### What this task involves
Reproduce each line of the data exactly as it is.

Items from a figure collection
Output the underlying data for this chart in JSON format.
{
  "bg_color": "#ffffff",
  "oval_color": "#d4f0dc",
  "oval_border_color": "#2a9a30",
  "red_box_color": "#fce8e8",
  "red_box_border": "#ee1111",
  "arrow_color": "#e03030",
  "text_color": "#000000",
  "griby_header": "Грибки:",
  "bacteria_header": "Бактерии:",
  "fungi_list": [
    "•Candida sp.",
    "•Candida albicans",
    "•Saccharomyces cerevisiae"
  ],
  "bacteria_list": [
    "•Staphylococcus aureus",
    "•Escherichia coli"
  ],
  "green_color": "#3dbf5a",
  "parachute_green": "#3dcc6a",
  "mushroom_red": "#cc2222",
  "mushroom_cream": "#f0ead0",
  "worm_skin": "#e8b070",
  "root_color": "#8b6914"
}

### Reply to the task
Output the underlying data for this chart in JSON format.
{
  "bg_color": "#ffffff",
  "oval_color": "#d4f0dc",
  "oval_border_color": "#2a9a30",
  "red_box_color": "#fce8e8",
  "red_box_border": "#ee1111",
  "arrow_color": "#e03030",
  "text_color": "#000000",
  "griby_header": "Грибки:",
  "bacteria_header": "Бактерии:",
  "fungi_list": [
    "•Candida sp.",
    "•Candida albicans",
    "•Saccharomyces cerevisiae"
  ],
  "bacteria_list": [
    "•Staphylococcus aureus",
    "•Escherichia coli"
  ],
  "green_color": "#3dbf5a",
  "parachute_green": "#3dcc6a",
  "mushroom_red": "#cc2222",
  "mushroom_cream": "#f0ead0",
  "worm_skin": "#e8b070",
  "root_color": "#8b6914"
}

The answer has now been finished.